Lines containing the word "name" should be extracted in full.
* start *
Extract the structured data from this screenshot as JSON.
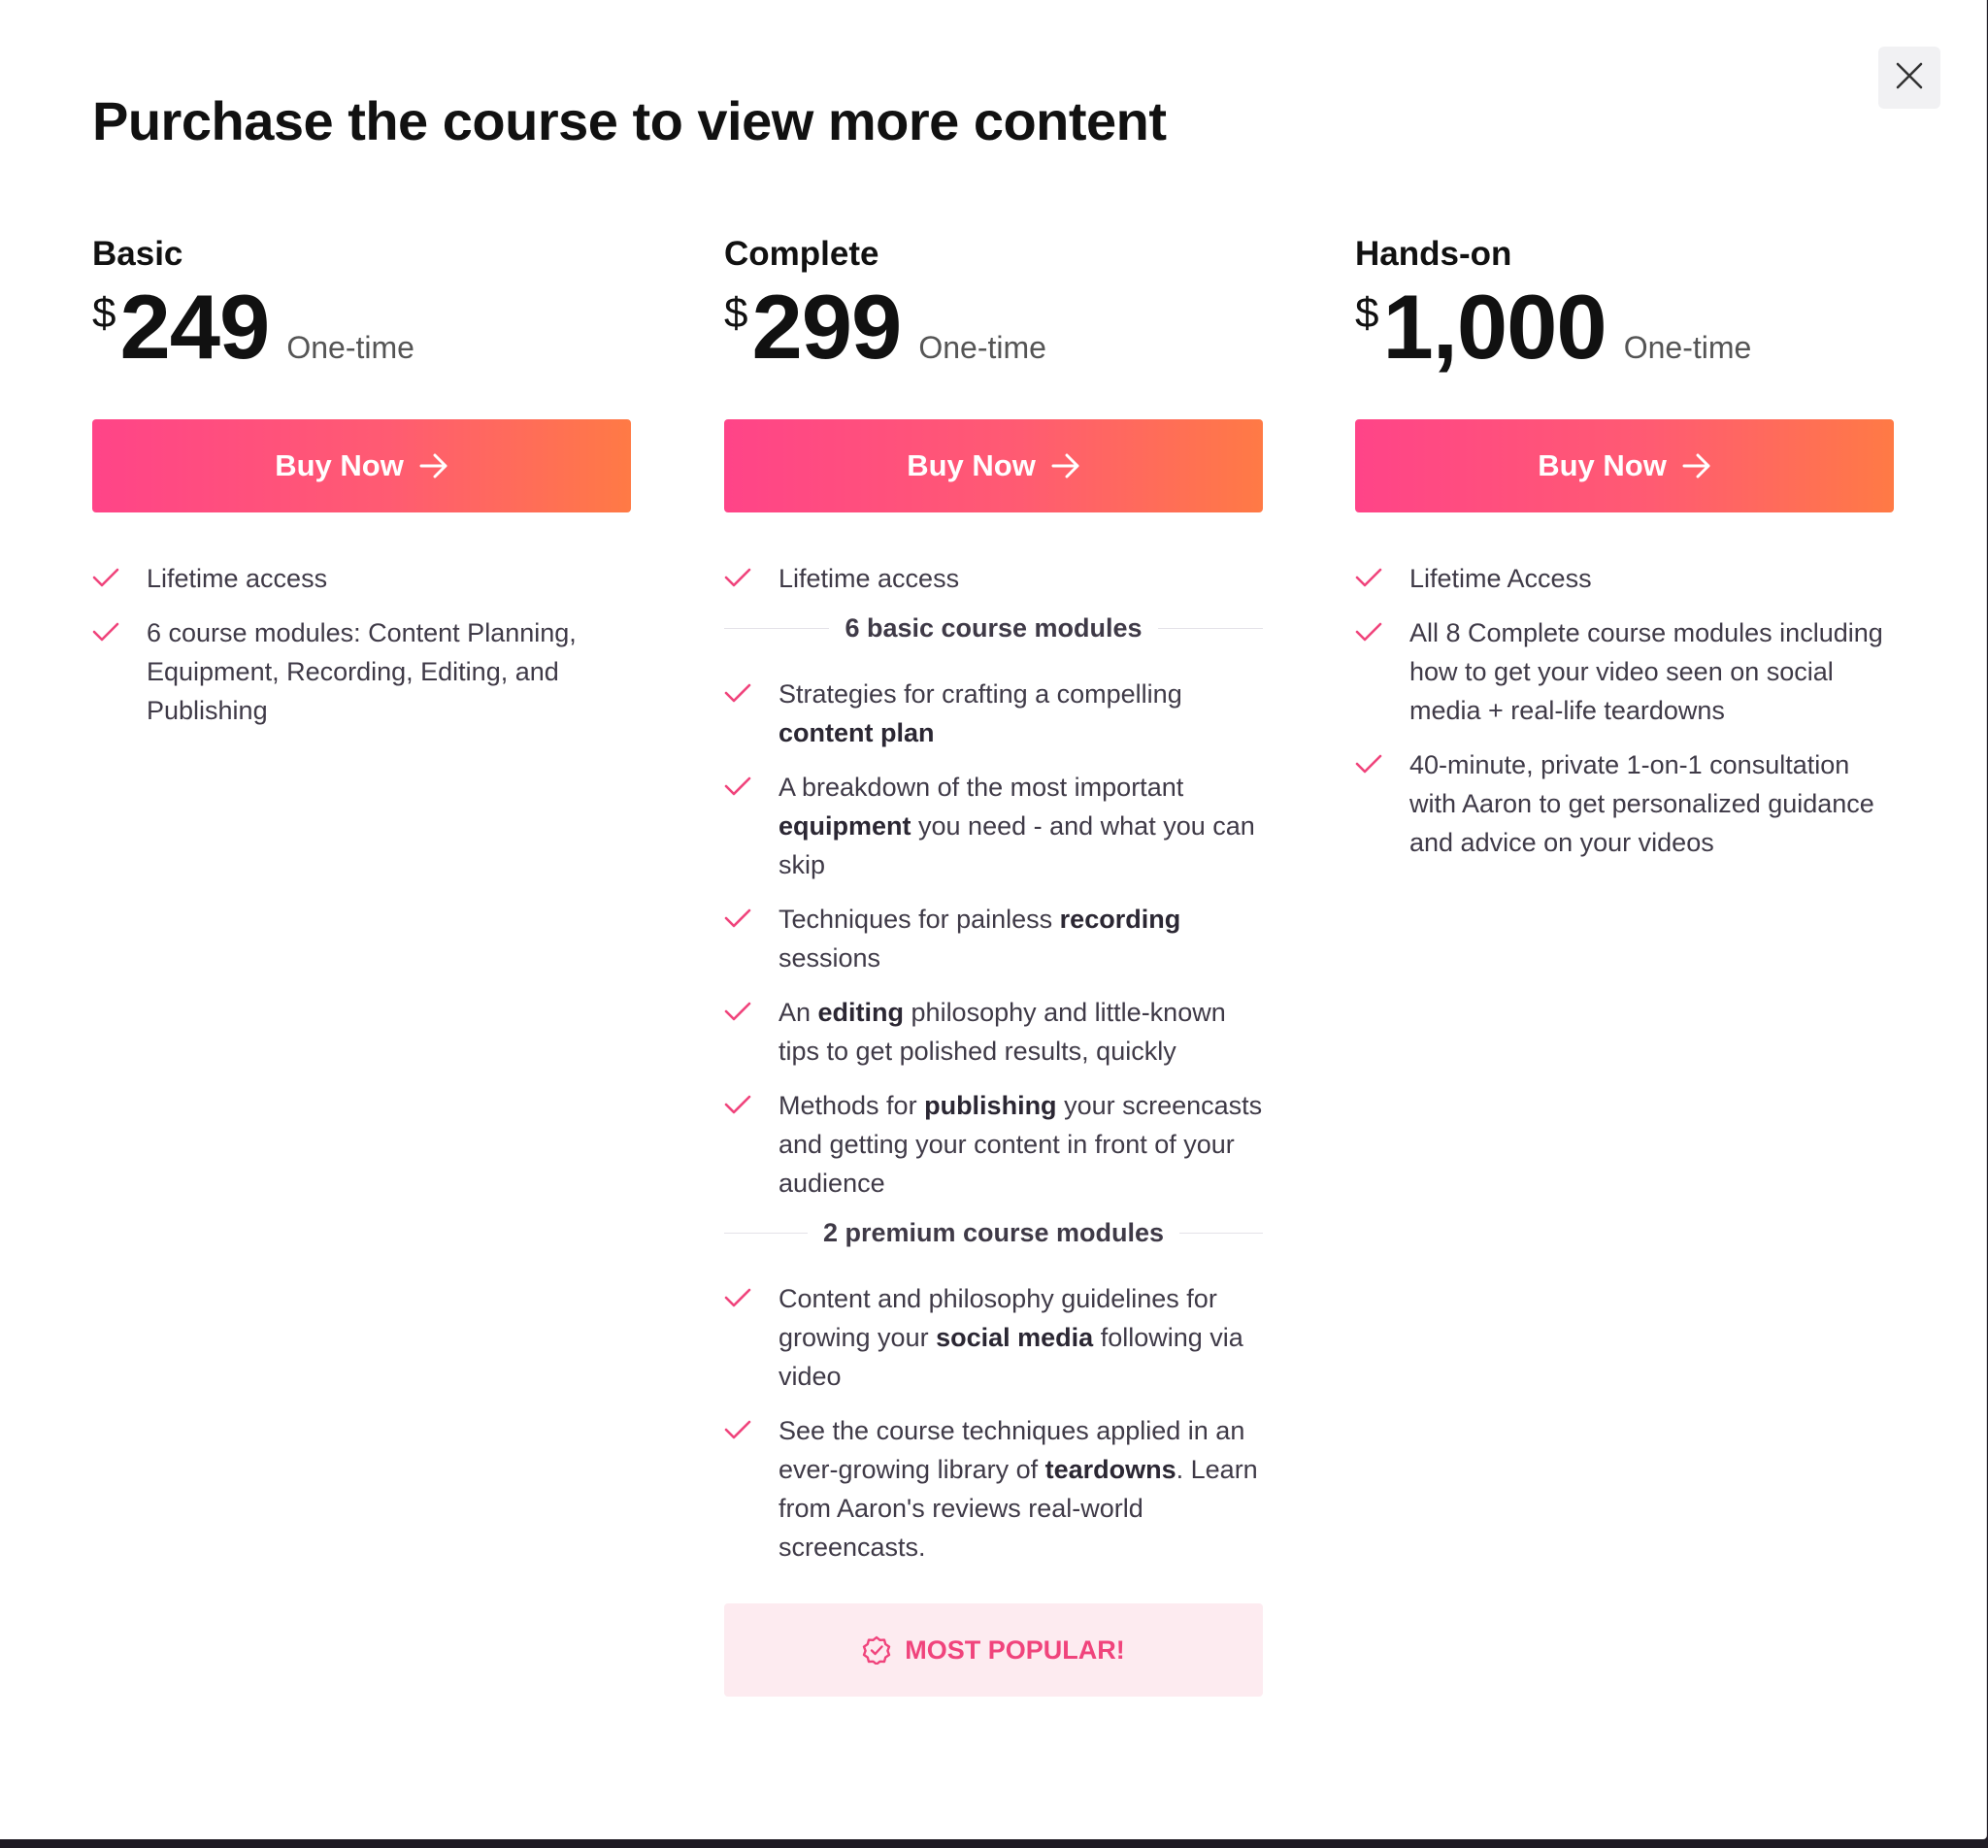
{
  "dialog": {
    "title": "Purchase the course to view more content",
    "close_icon": "close-icon"
  },
  "colors": {
    "gradient_start": "#ff4488",
    "gradient_end": "#ff7a45",
    "check": "#f0447c",
    "popular_bg": "#fdebf0",
    "popular_text": "#f0447c"
  },
  "plans": [
    {
      "name": "Basic",
      "currency": "$",
      "price": "249",
      "period": "One-time",
      "button_label": "Buy Now",
      "features": [
        "Lifetime access",
        "6 course modules: Content Planning, Equipment, Recording, Editing, and Publishing"
      ]
    },
    {
      "name": "Complete",
      "currency": "$",
      "price": "299",
      "period": "One-time",
      "button_label": "Buy Now",
      "features_top": [
        "Lifetime access"
      ],
      "section_basic": {
        "heading": "6 basic course modules",
        "items": [
          {
            "before": "Strategies for crafting a compelling ",
            "bold": "content plan",
            "after": ""
          },
          {
            "before": "A breakdown of the most important ",
            "bold": "equipment",
            "after": " you need - and what you can skip"
          },
          {
            "before": "Techniques for painless ",
            "bold": "recording",
            "after": " sessions"
          },
          {
            "before": "An ",
            "bold": "editing",
            "after": " philosophy and little-known tips to get polished results, quickly"
          },
          {
            "before": "Methods for ",
            "bold": "publishing",
            "after": " your screencasts and getting your content in front of your audience"
          }
        ]
      },
      "section_premium": {
        "heading": "2 premium course modules",
        "items": [
          {
            "before": "Content and philosophy guidelines for growing your ",
            "bold": "social media",
            "after": " following via video"
          },
          {
            "before": "See the course techniques applied in an ever-growing library of ",
            "bold": "teardowns",
            "after": ". Learn from Aaron's reviews real-world screencasts."
          }
        ]
      },
      "badge": "MOST POPULAR!"
    },
    {
      "name": "Hands-on",
      "currency": "$",
      "price": "1,000",
      "period": "One-time",
      "button_label": "Buy Now",
      "features": [
        "Lifetime Access",
        "All 8 Complete course modules including how to get your video seen on social media + real-life teardowns",
        "40-minute, private 1-on-1 consultation with Aaron to get personalized guidance and advice on your videos"
      ]
    }
  ]
}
* end *
Solution:
      "name": "Basic",
      "name": "Complete",
      "name": "Hands-on",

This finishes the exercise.